▸ **Source records**:
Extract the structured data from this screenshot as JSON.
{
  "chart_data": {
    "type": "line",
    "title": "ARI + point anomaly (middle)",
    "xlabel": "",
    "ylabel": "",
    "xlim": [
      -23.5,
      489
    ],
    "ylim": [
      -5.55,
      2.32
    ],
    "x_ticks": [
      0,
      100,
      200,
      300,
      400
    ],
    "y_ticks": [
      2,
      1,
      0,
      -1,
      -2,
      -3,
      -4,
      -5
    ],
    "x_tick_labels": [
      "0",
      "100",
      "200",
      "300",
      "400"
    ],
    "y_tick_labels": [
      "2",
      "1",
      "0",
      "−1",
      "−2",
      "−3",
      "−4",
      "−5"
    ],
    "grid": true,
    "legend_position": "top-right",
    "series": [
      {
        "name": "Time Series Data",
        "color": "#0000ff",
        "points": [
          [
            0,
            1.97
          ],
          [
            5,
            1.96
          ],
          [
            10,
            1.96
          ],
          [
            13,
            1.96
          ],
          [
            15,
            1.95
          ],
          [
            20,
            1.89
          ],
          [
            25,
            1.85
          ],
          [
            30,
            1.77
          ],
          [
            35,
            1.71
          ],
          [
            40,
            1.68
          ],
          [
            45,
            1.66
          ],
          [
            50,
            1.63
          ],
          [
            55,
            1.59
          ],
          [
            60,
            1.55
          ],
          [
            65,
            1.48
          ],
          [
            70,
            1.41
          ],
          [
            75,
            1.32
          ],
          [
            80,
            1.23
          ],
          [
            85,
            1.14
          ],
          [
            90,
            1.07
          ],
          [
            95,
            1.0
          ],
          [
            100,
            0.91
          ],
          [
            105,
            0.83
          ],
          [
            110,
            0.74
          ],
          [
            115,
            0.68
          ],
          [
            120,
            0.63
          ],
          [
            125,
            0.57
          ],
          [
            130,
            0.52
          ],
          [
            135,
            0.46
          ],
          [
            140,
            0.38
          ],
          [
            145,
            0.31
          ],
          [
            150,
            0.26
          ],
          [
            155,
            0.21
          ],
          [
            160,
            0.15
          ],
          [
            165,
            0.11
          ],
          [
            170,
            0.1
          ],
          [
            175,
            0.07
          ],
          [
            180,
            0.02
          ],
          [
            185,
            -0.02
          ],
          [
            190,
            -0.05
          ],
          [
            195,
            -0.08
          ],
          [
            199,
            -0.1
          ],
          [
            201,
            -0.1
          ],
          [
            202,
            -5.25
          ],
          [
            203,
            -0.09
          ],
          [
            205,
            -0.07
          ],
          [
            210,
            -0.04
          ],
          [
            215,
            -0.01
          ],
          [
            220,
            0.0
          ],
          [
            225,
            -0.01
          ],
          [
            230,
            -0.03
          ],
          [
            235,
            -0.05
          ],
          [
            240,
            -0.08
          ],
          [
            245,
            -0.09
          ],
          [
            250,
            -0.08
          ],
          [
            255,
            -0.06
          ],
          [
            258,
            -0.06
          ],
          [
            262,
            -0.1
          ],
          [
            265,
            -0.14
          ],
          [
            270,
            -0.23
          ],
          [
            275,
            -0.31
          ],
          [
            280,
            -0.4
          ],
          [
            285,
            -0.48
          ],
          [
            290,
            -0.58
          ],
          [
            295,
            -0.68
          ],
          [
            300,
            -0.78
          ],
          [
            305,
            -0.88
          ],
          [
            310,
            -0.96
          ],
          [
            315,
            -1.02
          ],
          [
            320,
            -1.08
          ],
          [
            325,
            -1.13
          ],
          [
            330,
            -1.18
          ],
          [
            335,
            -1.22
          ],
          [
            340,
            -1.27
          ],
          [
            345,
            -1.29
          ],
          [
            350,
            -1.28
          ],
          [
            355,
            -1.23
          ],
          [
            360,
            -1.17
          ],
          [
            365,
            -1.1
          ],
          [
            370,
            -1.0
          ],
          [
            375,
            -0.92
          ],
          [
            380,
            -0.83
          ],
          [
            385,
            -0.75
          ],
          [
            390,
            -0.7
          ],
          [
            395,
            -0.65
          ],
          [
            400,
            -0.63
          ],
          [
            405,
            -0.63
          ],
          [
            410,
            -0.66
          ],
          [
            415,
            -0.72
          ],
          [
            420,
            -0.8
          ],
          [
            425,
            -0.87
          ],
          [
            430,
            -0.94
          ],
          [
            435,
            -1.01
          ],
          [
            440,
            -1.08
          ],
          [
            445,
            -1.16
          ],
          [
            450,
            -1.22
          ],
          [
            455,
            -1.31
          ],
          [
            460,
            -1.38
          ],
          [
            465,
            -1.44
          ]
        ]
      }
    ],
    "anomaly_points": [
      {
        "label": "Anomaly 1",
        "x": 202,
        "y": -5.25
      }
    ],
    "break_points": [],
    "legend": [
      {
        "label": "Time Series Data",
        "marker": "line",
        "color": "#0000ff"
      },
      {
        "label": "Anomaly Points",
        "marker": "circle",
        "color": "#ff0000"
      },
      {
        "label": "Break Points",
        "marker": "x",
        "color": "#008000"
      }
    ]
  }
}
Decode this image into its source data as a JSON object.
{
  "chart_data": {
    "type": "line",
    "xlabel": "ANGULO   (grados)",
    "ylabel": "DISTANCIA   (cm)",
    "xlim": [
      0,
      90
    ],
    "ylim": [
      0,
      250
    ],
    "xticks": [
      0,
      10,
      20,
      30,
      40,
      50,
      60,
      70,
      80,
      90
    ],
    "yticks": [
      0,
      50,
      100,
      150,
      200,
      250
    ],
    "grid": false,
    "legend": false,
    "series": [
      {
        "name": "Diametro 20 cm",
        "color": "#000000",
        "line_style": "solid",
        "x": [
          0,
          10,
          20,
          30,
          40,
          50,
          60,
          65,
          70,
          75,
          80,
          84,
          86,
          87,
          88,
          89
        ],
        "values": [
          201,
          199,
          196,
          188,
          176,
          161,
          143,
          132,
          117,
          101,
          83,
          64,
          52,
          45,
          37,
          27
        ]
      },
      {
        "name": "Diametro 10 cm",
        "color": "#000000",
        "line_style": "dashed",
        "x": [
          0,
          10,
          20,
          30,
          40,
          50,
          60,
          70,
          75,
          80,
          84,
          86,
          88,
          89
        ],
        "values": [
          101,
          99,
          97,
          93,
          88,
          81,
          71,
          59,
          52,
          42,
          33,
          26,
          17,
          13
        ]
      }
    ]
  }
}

▸ **TO BE DONE**:
From the records above, extract every entry verbatim.

▸ **COMPLETE OUTPUT**:
Extract the structured data from this screenshot as JSON.
{
  "chart_data": {
    "type": "line",
    "title": "ARI + point anomaly (middle)",
    "xlabel": "",
    "ylabel": "",
    "xlim": [
      -23.5,
      489
    ],
    "ylim": [
      -5.55,
      2.32
    ],
    "x_ticks": [
      0,
      100,
      200,
      300,
      400
    ],
    "y_ticks": [
      2,
      1,
      0,
      -1,
      -2,
      -3,
      -4,
      -5
    ],
    "x_tick_labels": [
      "0",
      "100",
      "200",
      "300",
      "400"
    ],
    "y_tick_labels": [
      "2",
      "1",
      "0",
      "−1",
      "−2",
      "−3",
      "−4",
      "−5"
    ],
    "grid": true,
    "legend_position": "top-right",
    "series": [
      {
        "name": "Time Series Data",
        "color": "#0000ff",
        "points": [
          [
            0,
            1.97
          ],
          [
            5,
            1.96
          ],
          [
            10,
            1.96
          ],
          [
            13,
            1.96
          ],
          [
            15,
            1.95
          ],
          [
            20,
            1.89
          ],
          [
            25,
            1.85
          ],
          [
            30,
            1.77
          ],
          [
            35,
            1.71
          ],
          [
            40,
            1.68
          ],
          [
            45,
            1.66
          ],
          [
            50,
            1.63
          ],
          [
            55,
            1.59
          ],
          [
            60,
            1.55
          ],
          [
            65,
            1.48
          ],
          [
            70,
            1.41
          ],
          [
            75,
            1.32
          ],
          [
            80,
            1.23
          ],
          [
            85,
            1.14
          ],
          [
            90,
            1.07
          ],
          [
            95,
            1.0
          ],
          [
            100,
            0.91
          ],
          [
            105,
            0.83
          ],
          [
            110,
            0.74
          ],
          [
            115,
            0.68
          ],
          [
            120,
            0.63
          ],
          [
            125,
            0.57
          ],
          [
            130,
            0.52
          ],
          [
            135,
            0.46
          ],
          [
            140,
            0.38
          ],
          [
            145,
            0.31
          ],
          [
            150,
            0.26
          ],
          [
            155,
            0.21
          ],
          [
            160,
            0.15
          ],
          [
            165,
            0.11
          ],
          [
            170,
            0.1
          ],
          [
            175,
            0.07
          ],
          [
            180,
            0.02
          ],
          [
            185,
            -0.02
          ],
          [
            190,
            -0.05
          ],
          [
            195,
            -0.08
          ],
          [
            199,
            -0.1
          ],
          [
            201,
            -0.1
          ],
          [
            202,
            -5.25
          ],
          [
            203,
            -0.09
          ],
          [
            205,
            -0.07
          ],
          [
            210,
            -0.04
          ],
          [
            215,
            -0.01
          ],
          [
            220,
            0.0
          ],
          [
            225,
            -0.01
          ],
          [
            230,
            -0.03
          ],
          [
            235,
            -0.05
          ],
          [
            240,
            -0.08
          ],
          [
            245,
            -0.09
          ],
          [
            250,
            -0.08
          ],
          [
            255,
            -0.06
          ],
          [
            258,
            -0.06
          ],
          [
            262,
            -0.1
          ],
          [
            265,
            -0.14
          ],
          [
            270,
            -0.23
          ],
          [
            275,
            -0.31
          ],
          [
            280,
            -0.4
          ],
          [
            285,
            -0.48
          ],
          [
            290,
            -0.58
          ],
          [
            295,
            -0.68
          ],
          [
            300,
            -0.78
          ],
          [
            305,
            -0.88
          ],
          [
            310,
            -0.96
          ],
          [
            315,
            -1.02
          ],
          [
            320,
            -1.08
          ],
          [
            325,
            -1.13
          ],
          [
            330,
            -1.18
          ],
          [
            335,
            -1.22
          ],
          [
            340,
            -1.27
          ],
          [
            345,
            -1.29
          ],
          [
            350,
            -1.28
          ],
          [
            355,
            -1.23
          ],
          [
            360,
            -1.17
          ],
          [
            365,
            -1.1
          ],
          [
            370,
            -1.0
          ],
          [
            375,
            -0.92
          ],
          [
            380,
            -0.83
          ],
          [
            385,
            -0.75
          ],
          [
            390,
            -0.7
          ],
          [
            395,
            -0.65
          ],
          [
            400,
            -0.63
          ],
          [
            405,
            -0.63
          ],
          [
            410,
            -0.66
          ],
          [
            415,
            -0.72
          ],
          [
            420,
            -0.8
          ],
          [
            425,
            -0.87
          ],
          [
            430,
            -0.94
          ],
          [
            435,
            -1.01
          ],
          [
            440,
            -1.08
          ],
          [
            445,
            -1.16
          ],
          [
            450,
            -1.22
          ],
          [
            455,
            -1.31
          ],
          [
            460,
            -1.38
          ],
          [
            465,
            -1.44
          ]
        ]
      }
    ],
    "anomaly_points": [
      {
        "label": "Anomaly 1",
        "x": 202,
        "y": -5.25
      }
    ],
    "break_points": [],
    "legend": [
      {
        "label": "Time Series Data",
        "marker": "line",
        "color": "#0000ff"
      },
      {
        "label": "Anomaly Points",
        "marker": "circle",
        "color": "#ff0000"
      },
      {
        "label": "Break Points",
        "marker": "x",
        "color": "#008000"
      }
    ]
  }
}
Decode this image into its source data as a JSON object.
{
  "chart_data": {
    "type": "line",
    "xlabel": "ANGULO   (grados)",
    "ylabel": "DISTANCIA   (cm)",
    "xlim": [
      0,
      90
    ],
    "ylim": [
      0,
      250
    ],
    "xticks": [
      0,
      10,
      20,
      30,
      40,
      50,
      60,
      70,
      80,
      90
    ],
    "yticks": [
      0,
      50,
      100,
      150,
      200,
      250
    ],
    "grid": false,
    "legend": false,
    "series": [
      {
        "name": "Diametro 20 cm",
        "color": "#000000",
        "line_style": "solid",
        "x": [
          0,
          10,
          20,
          30,
          40,
          50,
          60,
          65,
          70,
          75,
          80,
          84,
          86,
          87,
          88,
          89
        ],
        "values": [
          201,
          199,
          196,
          188,
          176,
          161,
          143,
          132,
          117,
          101,
          83,
          64,
          52,
          45,
          37,
          27
        ]
      },
      {
        "name": "Diametro 10 cm",
        "color": "#000000",
        "line_style": "dashed",
        "x": [
          0,
          10,
          20,
          30,
          40,
          50,
          60,
          70,
          75,
          80,
          84,
          86,
          88,
          89
        ],
        "values": [
          101,
          99,
          97,
          93,
          88,
          81,
          71,
          59,
          52,
          42,
          33,
          26,
          17,
          13
        ]
      }
    ]
  }
}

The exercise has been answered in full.